課題の指示> 下に示す室生寺参拝記を、最後の一文の後から書き継いでください。

本文の抜粋>
==================================================
サラリーマン、単身赴任で寺社めぐり。

単身赴任に彩りを。。
寺社に行き尽くして素敵な仏像たちと出会いつつ、食・酒を堪能する旅に出てみました。

【冬】 奈良・室生 「女人高野を歩く」③完

2017年01月31日 | 
さて、室生寺の魅力、あまたあれど、やはり最高の見どころは、五重塔(平安・国宝)であろう。
法隆寺五重塔に次ぐ日本最古の五重塔であり、また、国宝・重文クラスで屋外に建つ、日本最小の五重塔である(塔高約十六メートル)。
階段を登りきったところに、ひっそりと建つロケーションも最高であるし、なにしろ、その色合いは周囲木々の中、ひときわ鮮やかで、また均整の取れた塔の形が美しい。


<五重塔>

<別日:雪の五重塔>


またしても、その場を去りがたい気持ちに襲われてしまう。
この塔、平成十年(一九九八)に奈良県を襲った台風で倒壊した巨木の直撃により、壊滅的被害を受けることとなったのだが、人知を結集した努力により、約二年の月日を経て、修復された歴史を持つ。
当時、NHKで修復の経緯を特集する番組に見入った記憶が、いまだに残っている。
また、屋根の修復には、室生寺周辺のヒノキ五百本を使用した、とのことであり、この寺を囲む森の豊かさは、感嘆そのものである。


こちらから、あちらからと、さんざん写真を撮り、名残惜しくも次の行程へと移る。
五重塔の左手から続く、奥の院である。
突然、山岳寺院の険しい階段を登ることとなるのであるが
室生寺に限らず、奥の院というもの、要注意だ。
本当に
「奥へ、奥へ…」
と続くものが多く、それなりに気を引き締めてかからないと、それこそ足腰、痛い目に遭ってしまう。


<奥の院入口と長く続く階段>



四百段に近い階段を登り切ると、ようやく、奥の院へとたどり着く。
そこには、懸造(崖上などの上に建物を長柱と貫で床下を支える工法、代表的なものに、清水寺本堂、そして、灯台下暗し、室生寺金堂などがある)の位牌堂と、弘法大師を祀る御影堂(鎌倉・重文)が建つ。


<位牌堂>


<御影堂>


静謐な気に包まれた空間であるが、長い階段を登りつけた直後でもあり、息切れした記憶しか残っていないのが情けない、凡人の証である。
==================================================
提供データ>
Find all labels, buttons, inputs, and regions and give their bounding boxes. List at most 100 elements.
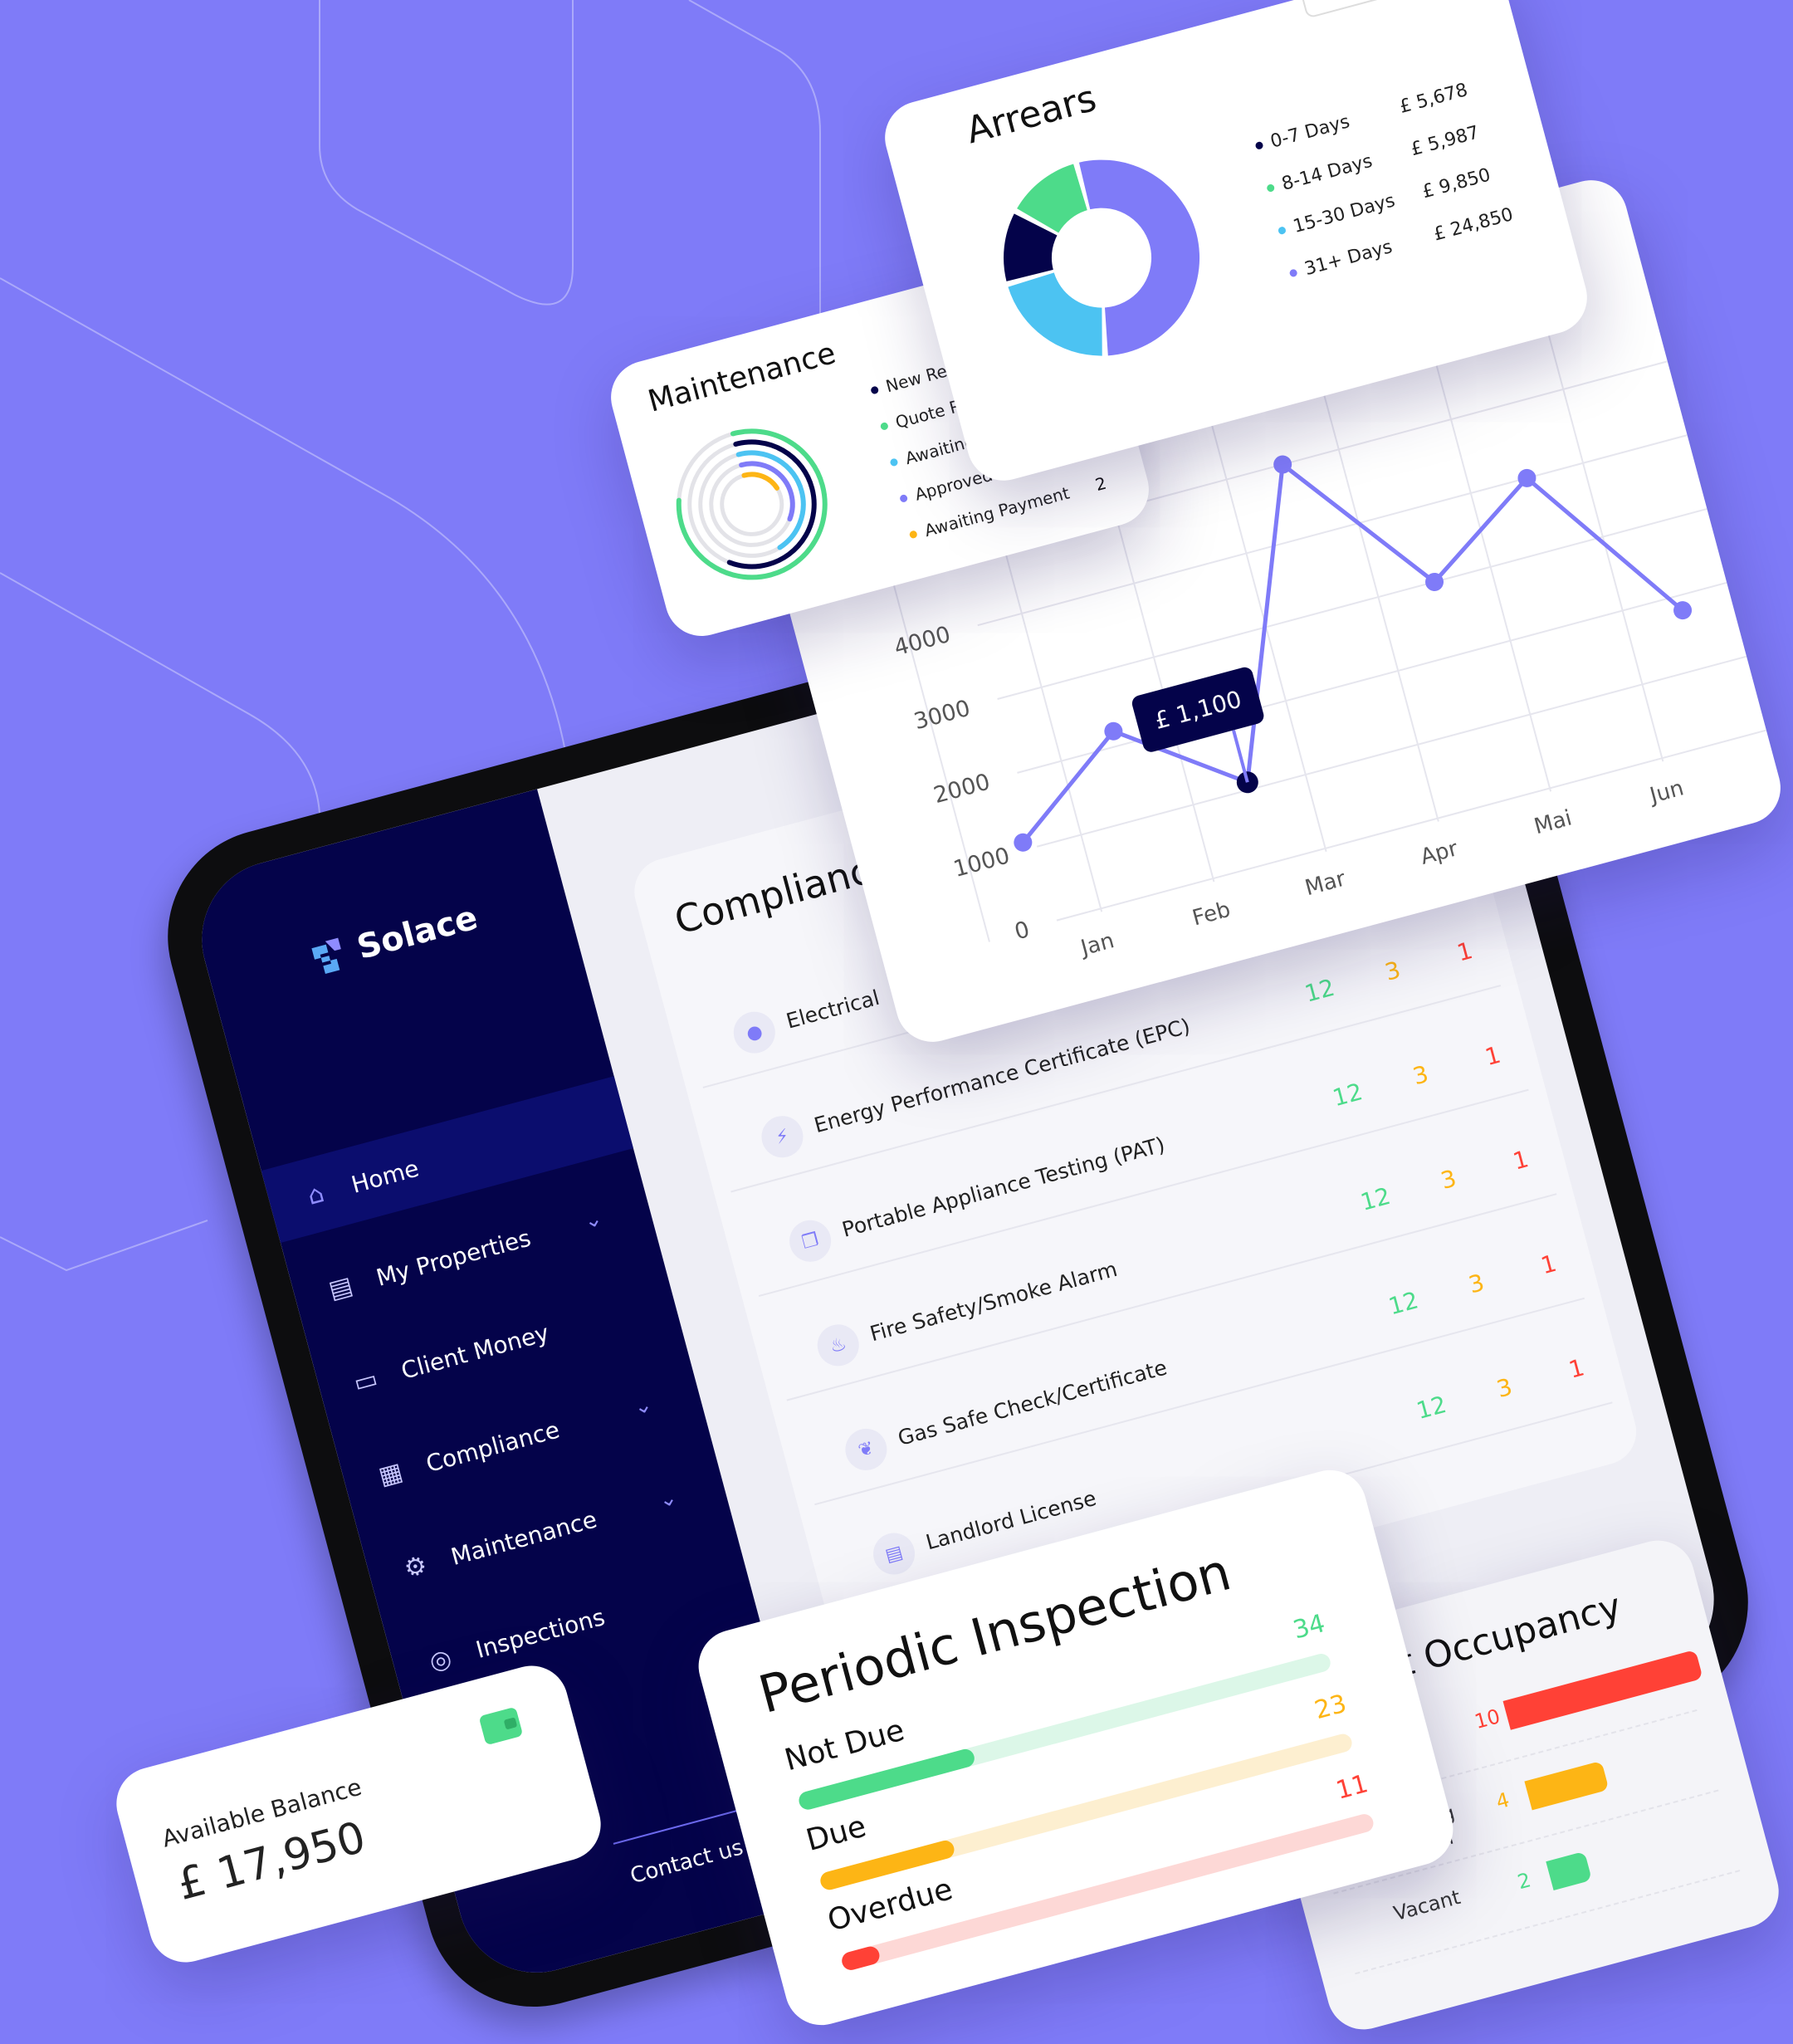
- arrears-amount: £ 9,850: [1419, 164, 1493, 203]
==================================================
課題への回答>
階段の上り下り、疲労度も上昇したが、朝早くからの拝観、じっくり時間を使った(三時間くらいか…)ものの、まだお昼。
せっかくだから、もう一寺、行ってみよう。

まったくもって、心が洗われ、満々となることのできた室生寺、
御朱印は〔如意宝珠〕
ありがたく頂戴する。




【冬】 奈良・室生 「女人高野を歩く」③完





【冬】 奈良・室生 「女人高野を歩く」②

2017年01月30日 | 
ここで、堂内、国宝仏については、もう少し触れておきたい。

まずは、中尊
〔釈迦如来立像〕(平安・国宝)
について。
十二神将を従えることから、もとは薬師如来として造立されたものと推察される。
像高二三四.八センチ、五体並ぶ像の中で最も大きく、存在感を放つ。
カヤの木の一木造で、赤茶けた衣を身にまとい(もとは朱色だったらしい)、黒光りした顔と上半身を露出、独特の外観を持つ。
衣紋は細やかで流れるような美しいラインをたどるが、これは室生寺の像特有のもので、「室生寺様」と称されるそうな。
瞑想に耽っているかのような表情は、観る者の邪念を取り払ってくれるかのようだ。

そして今一体、
〔十一面観音立像〕(平安・国宝)
について。
今冬のJR東海「うましうるわし奈良」のキャンペーンポスター「モデル」として、露出度満載の像であるが、像高一九六センチ、こちらもカヤの木の一木造。
穏やかな表情と、「下膨れ」の顔立ちがとても優しく、また、長い年月消えずに残った唇の紅色が、なんとも和ましい。
きっと、昔々、救いを求め、長旅の苦難を乗り越えて、ここにたどり着いた女人たちは、この像に拝し、癒され諭され、落涙とめどもなかったのではないだろうか。

見つめ続けて、金堂拝観に多くの時間を要してしまったが、決心して次の行程、弥勒堂(鎌倉・重文)へと移る。
柿(こけら)葺き入母屋造の小さな堂である。

<弥勒堂>

<別日:雪の弥勒堂>


名前の通り、本尊は
〔弥勒菩薩立像〕(平安・重文)
室生寺最古の仏像であるが、むしろ主役は、客仏の
〔釈迦如来坐像〕(平安・国宝)
である。
像高約一〇五センチ、決して大きな像ではないものの、ずっしりとした安定感を持つ。カヤの木の一木造、引き締まった表情から湧き出る厳粛さと、流れるような衣紋(翻波式)のしなやかさが、総体として抜群の調和を生み出しており、実に美しい。

次は本堂(灌頂堂)(かんじょうどう)(鎌倉・国宝)だ。
入母屋造の巨大な堂は、存在感抜群であるが、真言密教において非常に大切な法義を行う場所、ということ。自然、厳かな気持ちとなる。

<本堂>

<別日:雪の本堂>



【冬】 奈良・室生 「女人高野を歩く」③ へ続く





【冬】 奈良・室生 「女人高野を歩く」①

2017年01月29日 | 
近鉄線に揺られ約五十分、室生口大野駅に立つ。
奈良県と三重県の境のこの地、
「なにもない…」
駅である。
ここからバスに乗り継ぐのであるが、便は一時間に一本、時刻表をきちんと事前確認しておかなければならない(基本、わたしの寺社巡りは、公共交通機関にて移動するものであり、時刻表の事前確認は必須である)。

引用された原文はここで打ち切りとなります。